■ GOAL
Pull out every line containing the string "даромъ".

═════ MATERIAL TO PROCESS ═════

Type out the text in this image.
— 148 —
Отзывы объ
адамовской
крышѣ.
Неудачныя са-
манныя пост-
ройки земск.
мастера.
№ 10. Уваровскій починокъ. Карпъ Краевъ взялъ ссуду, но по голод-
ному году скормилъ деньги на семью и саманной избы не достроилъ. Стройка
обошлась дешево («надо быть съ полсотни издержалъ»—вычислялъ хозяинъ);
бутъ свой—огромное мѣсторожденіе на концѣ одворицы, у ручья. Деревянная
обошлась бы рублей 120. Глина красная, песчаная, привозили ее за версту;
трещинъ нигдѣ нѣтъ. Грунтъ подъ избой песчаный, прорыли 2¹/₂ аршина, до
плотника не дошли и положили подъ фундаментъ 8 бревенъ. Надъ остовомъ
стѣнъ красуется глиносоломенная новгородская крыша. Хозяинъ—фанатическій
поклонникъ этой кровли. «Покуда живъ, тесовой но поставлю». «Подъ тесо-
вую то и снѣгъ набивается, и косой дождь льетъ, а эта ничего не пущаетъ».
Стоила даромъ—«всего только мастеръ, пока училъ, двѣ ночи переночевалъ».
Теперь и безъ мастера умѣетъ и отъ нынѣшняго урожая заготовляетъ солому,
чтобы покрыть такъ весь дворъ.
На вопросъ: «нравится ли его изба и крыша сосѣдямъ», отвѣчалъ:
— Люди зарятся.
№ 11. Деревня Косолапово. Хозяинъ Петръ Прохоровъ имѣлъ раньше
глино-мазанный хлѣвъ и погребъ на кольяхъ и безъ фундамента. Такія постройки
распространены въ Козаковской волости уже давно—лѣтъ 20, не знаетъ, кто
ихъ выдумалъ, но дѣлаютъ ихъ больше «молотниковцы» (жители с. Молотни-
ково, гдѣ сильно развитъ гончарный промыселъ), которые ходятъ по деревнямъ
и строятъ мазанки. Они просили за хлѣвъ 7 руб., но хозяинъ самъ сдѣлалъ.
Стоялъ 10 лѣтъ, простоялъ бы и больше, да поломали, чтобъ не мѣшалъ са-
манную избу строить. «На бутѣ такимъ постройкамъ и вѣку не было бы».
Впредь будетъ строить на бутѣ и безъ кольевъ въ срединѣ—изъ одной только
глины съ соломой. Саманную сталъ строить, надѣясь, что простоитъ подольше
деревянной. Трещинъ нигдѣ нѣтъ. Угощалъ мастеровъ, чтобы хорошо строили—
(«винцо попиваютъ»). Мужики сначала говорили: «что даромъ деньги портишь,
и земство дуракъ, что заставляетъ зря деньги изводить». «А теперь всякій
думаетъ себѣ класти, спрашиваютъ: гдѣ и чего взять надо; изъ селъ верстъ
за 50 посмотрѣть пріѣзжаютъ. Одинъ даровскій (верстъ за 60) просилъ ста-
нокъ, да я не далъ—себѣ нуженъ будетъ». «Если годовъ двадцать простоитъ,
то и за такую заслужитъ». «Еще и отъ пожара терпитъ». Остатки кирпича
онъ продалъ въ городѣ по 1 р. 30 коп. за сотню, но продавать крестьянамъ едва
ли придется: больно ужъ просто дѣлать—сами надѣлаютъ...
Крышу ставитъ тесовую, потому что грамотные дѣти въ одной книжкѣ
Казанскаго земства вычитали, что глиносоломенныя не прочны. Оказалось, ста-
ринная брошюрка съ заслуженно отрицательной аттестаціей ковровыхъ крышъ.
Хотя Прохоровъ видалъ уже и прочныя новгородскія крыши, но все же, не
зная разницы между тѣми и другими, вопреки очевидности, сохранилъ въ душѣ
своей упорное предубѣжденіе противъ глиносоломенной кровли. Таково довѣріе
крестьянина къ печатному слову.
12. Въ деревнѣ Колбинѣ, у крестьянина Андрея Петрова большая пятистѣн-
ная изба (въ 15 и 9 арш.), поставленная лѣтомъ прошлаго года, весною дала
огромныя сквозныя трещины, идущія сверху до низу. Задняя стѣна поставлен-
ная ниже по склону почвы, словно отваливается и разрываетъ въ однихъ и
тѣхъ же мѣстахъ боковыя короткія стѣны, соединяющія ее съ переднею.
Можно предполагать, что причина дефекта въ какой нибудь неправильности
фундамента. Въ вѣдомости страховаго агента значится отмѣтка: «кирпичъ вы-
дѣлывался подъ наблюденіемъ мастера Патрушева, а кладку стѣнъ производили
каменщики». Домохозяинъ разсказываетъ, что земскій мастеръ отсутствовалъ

═════

■ ANSWER FOR THIS EXERCISE
Стоила даромъ—«всего только мастеръ, пока училъ, двѣ ночи переночевалъ».
(«винцо попиваютъ»). Мужики сначала говорили: «что даромъ деньги портишь,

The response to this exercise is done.